TASK MATERIAL:
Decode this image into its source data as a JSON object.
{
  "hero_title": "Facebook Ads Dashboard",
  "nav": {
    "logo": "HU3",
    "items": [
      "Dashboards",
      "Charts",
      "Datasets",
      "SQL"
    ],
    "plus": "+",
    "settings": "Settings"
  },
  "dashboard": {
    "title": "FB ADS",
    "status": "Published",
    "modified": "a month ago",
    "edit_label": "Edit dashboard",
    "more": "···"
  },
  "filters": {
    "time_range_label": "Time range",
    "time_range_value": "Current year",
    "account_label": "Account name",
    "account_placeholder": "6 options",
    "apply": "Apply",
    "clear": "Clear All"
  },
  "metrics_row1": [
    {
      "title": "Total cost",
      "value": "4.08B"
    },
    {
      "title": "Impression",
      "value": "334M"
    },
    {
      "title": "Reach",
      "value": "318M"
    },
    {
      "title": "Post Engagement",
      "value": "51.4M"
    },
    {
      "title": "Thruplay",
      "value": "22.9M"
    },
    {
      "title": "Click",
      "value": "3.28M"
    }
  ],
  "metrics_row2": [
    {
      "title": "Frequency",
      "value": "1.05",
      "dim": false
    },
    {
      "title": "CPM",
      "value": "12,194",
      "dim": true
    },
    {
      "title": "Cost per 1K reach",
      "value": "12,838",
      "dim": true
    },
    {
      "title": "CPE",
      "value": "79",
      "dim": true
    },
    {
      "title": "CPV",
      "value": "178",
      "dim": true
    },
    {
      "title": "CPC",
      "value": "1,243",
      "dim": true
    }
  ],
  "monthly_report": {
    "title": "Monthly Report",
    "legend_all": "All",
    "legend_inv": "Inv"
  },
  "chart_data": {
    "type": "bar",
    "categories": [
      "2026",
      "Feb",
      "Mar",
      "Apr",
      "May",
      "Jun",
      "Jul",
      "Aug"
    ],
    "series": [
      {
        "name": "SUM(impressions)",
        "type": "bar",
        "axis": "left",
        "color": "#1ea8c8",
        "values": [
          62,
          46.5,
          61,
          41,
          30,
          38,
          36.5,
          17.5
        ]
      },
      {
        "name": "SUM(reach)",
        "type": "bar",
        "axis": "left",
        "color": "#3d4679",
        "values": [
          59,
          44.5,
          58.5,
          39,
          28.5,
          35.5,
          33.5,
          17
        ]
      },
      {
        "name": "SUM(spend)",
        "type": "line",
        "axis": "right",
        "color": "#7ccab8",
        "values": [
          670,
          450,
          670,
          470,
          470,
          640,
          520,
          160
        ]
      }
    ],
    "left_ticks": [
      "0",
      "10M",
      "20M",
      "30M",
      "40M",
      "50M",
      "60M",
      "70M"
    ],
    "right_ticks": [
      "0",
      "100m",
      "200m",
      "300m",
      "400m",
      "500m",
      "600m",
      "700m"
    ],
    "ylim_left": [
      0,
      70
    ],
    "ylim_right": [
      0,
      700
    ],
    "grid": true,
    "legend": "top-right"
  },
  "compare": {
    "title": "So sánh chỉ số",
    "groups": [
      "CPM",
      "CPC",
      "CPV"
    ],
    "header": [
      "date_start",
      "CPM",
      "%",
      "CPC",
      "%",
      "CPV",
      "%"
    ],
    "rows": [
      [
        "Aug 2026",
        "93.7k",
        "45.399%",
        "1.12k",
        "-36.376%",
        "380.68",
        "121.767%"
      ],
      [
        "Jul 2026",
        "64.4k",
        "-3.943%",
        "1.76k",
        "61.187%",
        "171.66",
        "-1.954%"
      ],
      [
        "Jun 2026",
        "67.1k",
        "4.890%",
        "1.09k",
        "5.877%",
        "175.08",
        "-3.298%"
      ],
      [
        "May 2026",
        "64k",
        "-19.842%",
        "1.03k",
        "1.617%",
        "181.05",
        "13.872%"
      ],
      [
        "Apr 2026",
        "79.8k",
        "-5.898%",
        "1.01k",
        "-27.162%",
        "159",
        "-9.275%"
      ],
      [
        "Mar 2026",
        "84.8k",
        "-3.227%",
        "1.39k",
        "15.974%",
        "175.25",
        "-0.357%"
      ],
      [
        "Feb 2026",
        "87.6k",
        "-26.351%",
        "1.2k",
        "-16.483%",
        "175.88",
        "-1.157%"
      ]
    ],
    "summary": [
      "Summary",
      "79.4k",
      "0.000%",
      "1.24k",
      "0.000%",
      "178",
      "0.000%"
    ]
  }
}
* * *
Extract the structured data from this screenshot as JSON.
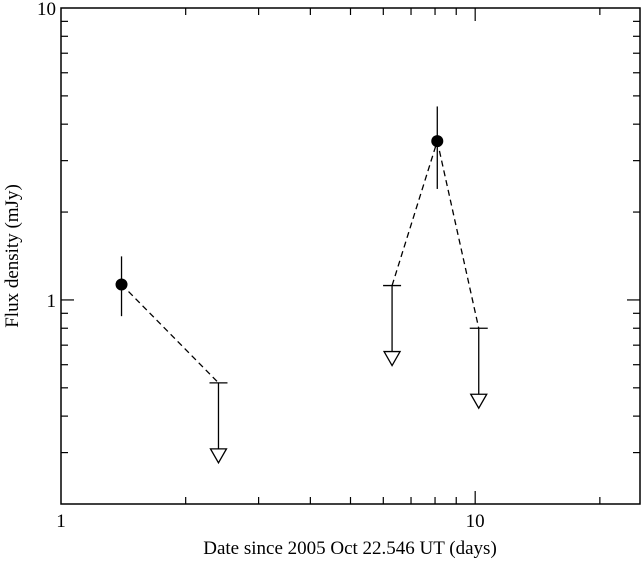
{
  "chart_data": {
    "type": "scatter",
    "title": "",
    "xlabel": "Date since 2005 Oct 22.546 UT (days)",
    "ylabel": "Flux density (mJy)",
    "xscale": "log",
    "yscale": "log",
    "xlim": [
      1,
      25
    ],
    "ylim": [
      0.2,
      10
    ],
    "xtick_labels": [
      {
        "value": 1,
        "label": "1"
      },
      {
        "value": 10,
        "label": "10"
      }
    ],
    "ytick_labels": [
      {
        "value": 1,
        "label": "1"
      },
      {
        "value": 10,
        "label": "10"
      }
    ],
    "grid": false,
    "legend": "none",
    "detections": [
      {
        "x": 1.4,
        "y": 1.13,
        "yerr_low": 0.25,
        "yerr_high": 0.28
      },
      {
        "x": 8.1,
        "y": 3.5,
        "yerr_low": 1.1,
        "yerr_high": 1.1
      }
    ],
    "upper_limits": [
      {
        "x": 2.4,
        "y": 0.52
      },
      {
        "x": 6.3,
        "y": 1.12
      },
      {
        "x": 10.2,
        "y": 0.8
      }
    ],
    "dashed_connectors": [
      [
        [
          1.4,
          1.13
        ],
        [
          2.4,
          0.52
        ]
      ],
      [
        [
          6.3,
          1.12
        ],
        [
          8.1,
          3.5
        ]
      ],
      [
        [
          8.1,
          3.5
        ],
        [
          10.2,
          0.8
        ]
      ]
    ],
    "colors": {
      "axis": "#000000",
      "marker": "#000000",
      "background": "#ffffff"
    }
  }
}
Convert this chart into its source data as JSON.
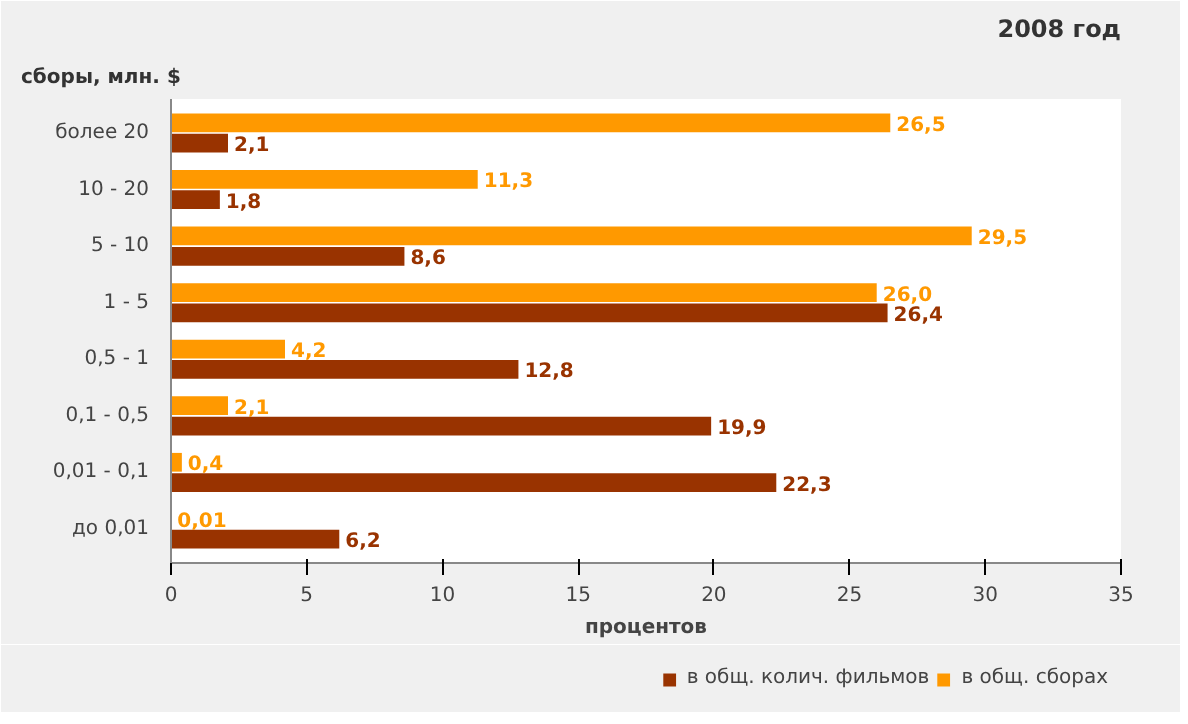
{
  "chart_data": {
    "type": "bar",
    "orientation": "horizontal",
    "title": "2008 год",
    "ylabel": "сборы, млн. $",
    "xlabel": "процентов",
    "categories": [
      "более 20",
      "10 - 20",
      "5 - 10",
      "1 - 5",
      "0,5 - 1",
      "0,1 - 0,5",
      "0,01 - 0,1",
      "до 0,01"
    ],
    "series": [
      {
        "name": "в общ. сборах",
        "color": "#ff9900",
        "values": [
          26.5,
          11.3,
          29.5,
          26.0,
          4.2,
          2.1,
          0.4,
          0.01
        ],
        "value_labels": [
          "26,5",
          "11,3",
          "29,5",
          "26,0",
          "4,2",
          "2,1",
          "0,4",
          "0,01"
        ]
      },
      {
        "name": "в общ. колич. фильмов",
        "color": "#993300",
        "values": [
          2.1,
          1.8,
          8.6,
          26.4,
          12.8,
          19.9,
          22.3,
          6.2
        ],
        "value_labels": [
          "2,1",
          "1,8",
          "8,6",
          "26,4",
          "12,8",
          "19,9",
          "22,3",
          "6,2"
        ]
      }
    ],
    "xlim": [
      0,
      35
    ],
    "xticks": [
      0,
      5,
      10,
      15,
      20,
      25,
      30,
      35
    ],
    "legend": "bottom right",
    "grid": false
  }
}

REQUIREMENT: Every line in the data that holds "ylabel" should be copied out.

FINAL RESULT:
    "ylabel": "Flux density (mJy)",
    "ylabel": "сборы, млн. $",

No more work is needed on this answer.